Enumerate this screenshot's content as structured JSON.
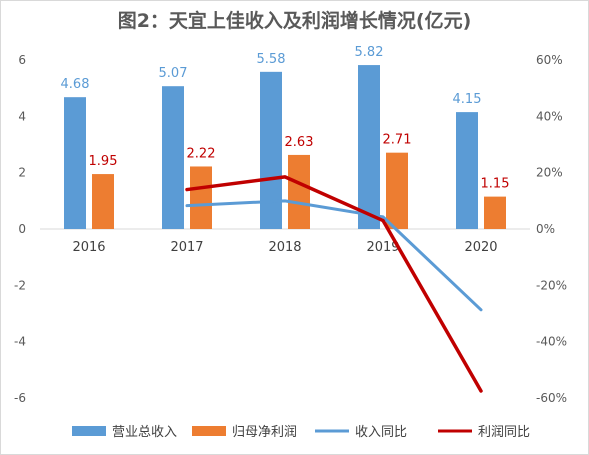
{
  "chart_data": {
    "type": "bar",
    "title": "图2：天宜上佳收入及利润增长情况(亿元)",
    "categories": [
      "2016",
      "2017",
      "2018",
      "2019",
      "2020"
    ],
    "y_left": {
      "ylim": [
        -6,
        6
      ],
      "ticks": [
        "6",
        "4",
        "2",
        "0",
        "-2",
        "-4",
        "-6"
      ],
      "tick_values": [
        6,
        4,
        2,
        0,
        -2,
        -4,
        -6
      ]
    },
    "y_right": {
      "ylim": [
        -60,
        60
      ],
      "ticks": [
        "60%",
        "40%",
        "20%",
        "0%",
        "-20%",
        "-40%",
        "-60%"
      ],
      "tick_values": [
        60,
        40,
        20,
        0,
        -20,
        -40,
        -60
      ]
    },
    "series": [
      {
        "name": "营业总收入",
        "kind": "bar",
        "axis": "left",
        "color": "#5b9bd5",
        "label_color": "#5b9bd5",
        "values": [
          4.68,
          5.07,
          5.58,
          5.82,
          4.15
        ],
        "labels": [
          "4.68",
          "5.07",
          "5.58",
          "5.82",
          "4.15"
        ]
      },
      {
        "name": "归母净利润",
        "kind": "bar",
        "axis": "left",
        "color": "#ed7d31",
        "label_color": "#c00000",
        "values": [
          1.95,
          2.22,
          2.63,
          2.71,
          1.15
        ],
        "labels": [
          "1.95",
          "2.22",
          "2.63",
          "2.71",
          "1.15"
        ]
      },
      {
        "name": "收入同比",
        "kind": "line",
        "axis": "right",
        "color": "#5b9bd5",
        "values": [
          null,
          8.3,
          10.0,
          4.3,
          -28.7
        ]
      },
      {
        "name": "利润同比",
        "kind": "line",
        "axis": "right",
        "color": "#c00000",
        "values": [
          null,
          14.0,
          18.5,
          3.0,
          -57.5
        ]
      }
    ],
    "legend_position": "bottom",
    "grid": false
  }
}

···

Report only how many lines in the entries contain "name".

4